## TASK DETAILS
Nothing but the lines from the one containing "Serialize everything readable" through the last line of the records below should be copied, exactly and without pictures.

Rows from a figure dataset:
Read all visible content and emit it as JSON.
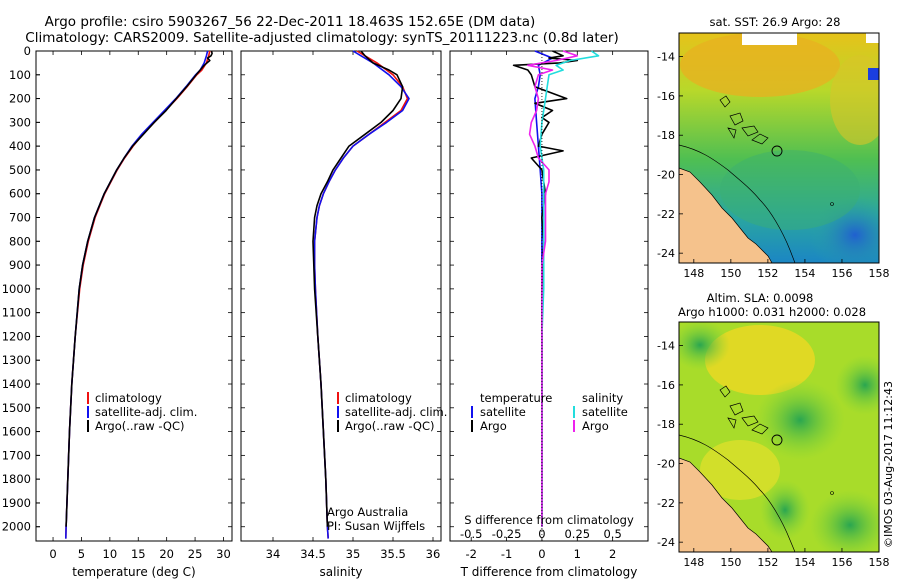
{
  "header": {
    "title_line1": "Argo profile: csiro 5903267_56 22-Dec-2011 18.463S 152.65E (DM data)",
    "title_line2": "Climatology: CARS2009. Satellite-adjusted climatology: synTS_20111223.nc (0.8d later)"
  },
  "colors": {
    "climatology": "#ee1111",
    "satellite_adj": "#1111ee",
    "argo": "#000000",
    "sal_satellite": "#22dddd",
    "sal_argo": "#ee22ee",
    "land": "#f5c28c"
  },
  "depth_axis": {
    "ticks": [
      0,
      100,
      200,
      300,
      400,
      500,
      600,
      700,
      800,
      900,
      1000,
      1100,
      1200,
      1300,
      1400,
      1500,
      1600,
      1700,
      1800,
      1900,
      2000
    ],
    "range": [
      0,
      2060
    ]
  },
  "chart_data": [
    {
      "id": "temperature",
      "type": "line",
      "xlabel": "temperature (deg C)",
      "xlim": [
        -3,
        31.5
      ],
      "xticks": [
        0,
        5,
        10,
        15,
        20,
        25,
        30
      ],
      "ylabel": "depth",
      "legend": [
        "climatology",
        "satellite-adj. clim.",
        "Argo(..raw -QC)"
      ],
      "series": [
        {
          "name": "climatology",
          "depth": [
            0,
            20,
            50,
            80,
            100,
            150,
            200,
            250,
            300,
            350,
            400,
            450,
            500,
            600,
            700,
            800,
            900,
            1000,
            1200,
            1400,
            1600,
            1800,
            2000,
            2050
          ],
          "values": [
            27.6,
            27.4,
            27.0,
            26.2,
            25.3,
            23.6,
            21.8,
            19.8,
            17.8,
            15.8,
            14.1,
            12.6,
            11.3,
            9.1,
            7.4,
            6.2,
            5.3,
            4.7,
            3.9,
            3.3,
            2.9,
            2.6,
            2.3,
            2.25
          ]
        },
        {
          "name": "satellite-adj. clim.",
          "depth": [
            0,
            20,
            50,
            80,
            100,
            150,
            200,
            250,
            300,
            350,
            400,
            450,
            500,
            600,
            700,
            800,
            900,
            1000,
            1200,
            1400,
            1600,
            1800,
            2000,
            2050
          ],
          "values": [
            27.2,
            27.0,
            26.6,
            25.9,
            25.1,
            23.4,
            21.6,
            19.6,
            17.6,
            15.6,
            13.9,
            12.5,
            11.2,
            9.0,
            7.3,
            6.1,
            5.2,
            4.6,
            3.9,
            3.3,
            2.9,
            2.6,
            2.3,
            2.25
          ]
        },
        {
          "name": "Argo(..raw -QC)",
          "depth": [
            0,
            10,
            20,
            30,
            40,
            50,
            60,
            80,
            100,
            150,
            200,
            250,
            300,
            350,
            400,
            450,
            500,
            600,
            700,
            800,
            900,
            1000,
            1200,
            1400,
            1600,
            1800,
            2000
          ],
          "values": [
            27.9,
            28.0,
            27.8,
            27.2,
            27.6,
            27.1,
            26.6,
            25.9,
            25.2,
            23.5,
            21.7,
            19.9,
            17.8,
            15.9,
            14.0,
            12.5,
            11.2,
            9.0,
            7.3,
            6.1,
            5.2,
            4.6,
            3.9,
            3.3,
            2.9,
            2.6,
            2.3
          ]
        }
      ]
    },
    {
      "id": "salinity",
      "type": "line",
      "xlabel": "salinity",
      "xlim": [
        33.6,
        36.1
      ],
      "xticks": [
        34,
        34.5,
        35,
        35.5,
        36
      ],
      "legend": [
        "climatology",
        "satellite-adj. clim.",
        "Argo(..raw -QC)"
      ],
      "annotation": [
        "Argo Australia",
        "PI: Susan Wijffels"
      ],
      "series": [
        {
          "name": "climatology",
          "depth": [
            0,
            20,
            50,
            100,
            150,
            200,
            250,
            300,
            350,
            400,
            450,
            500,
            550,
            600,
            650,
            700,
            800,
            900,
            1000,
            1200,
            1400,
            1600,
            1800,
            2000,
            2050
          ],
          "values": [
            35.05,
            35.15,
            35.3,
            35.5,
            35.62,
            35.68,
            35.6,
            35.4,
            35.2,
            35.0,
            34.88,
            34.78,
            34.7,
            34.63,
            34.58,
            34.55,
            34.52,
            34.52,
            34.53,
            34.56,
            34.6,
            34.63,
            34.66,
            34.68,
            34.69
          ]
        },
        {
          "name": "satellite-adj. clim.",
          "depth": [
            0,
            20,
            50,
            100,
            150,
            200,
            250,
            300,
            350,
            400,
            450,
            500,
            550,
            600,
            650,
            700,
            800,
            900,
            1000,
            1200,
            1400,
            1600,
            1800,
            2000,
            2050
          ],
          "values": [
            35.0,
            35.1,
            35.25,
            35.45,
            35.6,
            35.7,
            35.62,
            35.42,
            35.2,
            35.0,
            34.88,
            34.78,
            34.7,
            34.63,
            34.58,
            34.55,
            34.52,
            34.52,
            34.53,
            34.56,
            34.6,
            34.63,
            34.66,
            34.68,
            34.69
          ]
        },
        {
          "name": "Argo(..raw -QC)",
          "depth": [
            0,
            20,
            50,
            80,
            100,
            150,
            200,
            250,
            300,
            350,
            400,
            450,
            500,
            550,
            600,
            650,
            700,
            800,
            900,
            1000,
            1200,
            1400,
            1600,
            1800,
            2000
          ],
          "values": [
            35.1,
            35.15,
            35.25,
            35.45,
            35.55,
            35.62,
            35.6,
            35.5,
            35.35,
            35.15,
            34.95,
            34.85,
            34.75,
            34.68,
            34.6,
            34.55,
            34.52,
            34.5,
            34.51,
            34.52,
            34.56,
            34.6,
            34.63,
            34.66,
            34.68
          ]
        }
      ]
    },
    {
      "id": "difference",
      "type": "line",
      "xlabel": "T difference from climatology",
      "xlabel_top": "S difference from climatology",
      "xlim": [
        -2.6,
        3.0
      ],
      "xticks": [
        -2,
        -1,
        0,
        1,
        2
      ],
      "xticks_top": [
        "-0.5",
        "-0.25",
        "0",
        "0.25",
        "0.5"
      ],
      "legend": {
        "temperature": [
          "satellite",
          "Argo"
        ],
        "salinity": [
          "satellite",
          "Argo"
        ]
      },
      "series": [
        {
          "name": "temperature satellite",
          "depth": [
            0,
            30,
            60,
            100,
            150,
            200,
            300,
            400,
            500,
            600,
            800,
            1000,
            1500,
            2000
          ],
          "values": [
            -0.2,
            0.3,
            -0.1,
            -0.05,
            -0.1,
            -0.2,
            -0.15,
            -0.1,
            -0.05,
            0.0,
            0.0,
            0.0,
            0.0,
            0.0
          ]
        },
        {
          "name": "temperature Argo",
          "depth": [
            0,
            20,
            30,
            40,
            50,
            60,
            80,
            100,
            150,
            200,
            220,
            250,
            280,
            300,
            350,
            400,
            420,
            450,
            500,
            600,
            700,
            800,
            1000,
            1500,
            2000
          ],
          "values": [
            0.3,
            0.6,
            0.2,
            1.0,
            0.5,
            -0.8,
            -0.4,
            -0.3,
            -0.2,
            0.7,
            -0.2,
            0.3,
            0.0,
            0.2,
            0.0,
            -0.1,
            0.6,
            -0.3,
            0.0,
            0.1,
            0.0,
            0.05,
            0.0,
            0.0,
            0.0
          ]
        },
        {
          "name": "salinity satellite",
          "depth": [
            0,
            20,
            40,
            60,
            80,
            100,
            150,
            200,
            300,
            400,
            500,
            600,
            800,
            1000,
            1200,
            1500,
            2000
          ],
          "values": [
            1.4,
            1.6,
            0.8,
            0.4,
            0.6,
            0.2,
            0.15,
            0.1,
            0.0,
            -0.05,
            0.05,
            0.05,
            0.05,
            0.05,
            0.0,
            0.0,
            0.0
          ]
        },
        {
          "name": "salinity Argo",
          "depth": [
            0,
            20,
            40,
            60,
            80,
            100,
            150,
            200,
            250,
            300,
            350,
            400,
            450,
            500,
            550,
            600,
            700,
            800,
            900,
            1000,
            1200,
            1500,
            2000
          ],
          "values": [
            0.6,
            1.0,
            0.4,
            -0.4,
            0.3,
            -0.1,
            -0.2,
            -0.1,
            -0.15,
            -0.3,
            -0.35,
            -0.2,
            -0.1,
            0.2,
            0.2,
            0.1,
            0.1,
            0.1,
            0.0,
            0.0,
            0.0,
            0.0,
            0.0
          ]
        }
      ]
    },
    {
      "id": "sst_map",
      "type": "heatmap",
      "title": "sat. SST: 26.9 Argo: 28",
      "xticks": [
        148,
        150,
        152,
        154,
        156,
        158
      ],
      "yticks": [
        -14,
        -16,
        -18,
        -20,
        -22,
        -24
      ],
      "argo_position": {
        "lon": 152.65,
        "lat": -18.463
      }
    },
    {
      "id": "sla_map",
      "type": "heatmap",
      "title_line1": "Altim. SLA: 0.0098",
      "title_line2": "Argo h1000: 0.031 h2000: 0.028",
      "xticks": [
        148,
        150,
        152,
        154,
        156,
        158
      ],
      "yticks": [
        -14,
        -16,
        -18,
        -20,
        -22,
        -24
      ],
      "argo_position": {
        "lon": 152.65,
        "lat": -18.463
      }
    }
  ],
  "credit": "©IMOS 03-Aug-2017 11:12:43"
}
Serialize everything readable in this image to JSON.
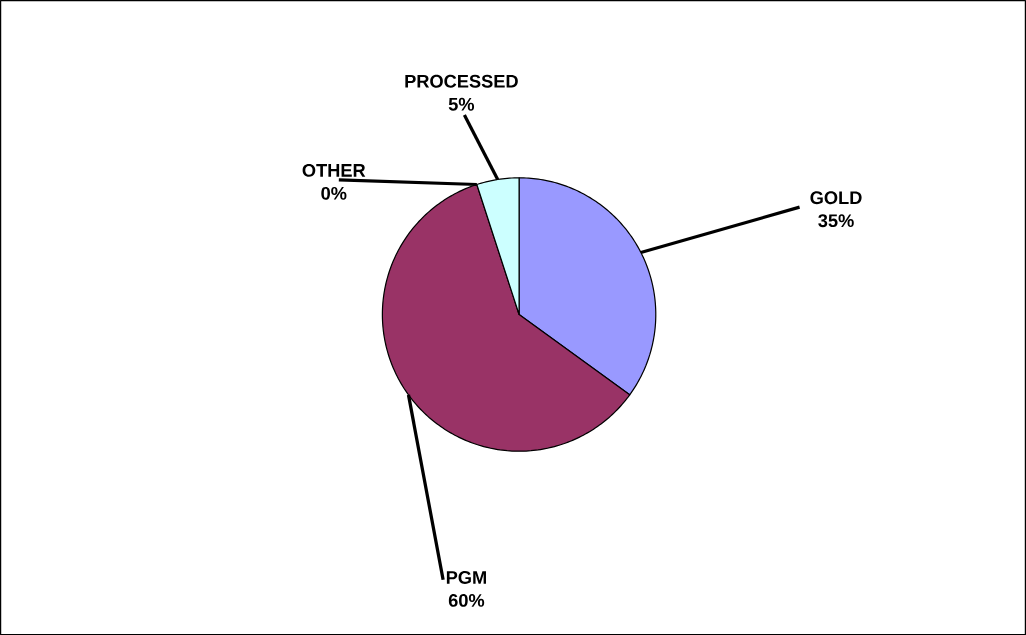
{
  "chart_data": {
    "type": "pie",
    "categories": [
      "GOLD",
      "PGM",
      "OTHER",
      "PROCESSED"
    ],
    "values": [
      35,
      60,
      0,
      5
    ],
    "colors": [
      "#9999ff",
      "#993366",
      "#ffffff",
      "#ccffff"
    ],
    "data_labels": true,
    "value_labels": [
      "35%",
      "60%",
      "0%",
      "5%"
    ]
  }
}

## EXERCISE OUTPUT
Serialize everything readable in this image to JSON.
{
  "chart_data": {
    "type": "pie",
    "categories": [
      "GOLD",
      "PGM",
      "OTHER",
      "PROCESSED"
    ],
    "values": [
      35,
      60,
      0,
      5
    ],
    "colors": [
      "#9999ff",
      "#993366",
      "#ffffff",
      "#ccffff"
    ],
    "data_labels": true,
    "value_labels": [
      "35%",
      "60%",
      "0%",
      "5%"
    ]
  }
}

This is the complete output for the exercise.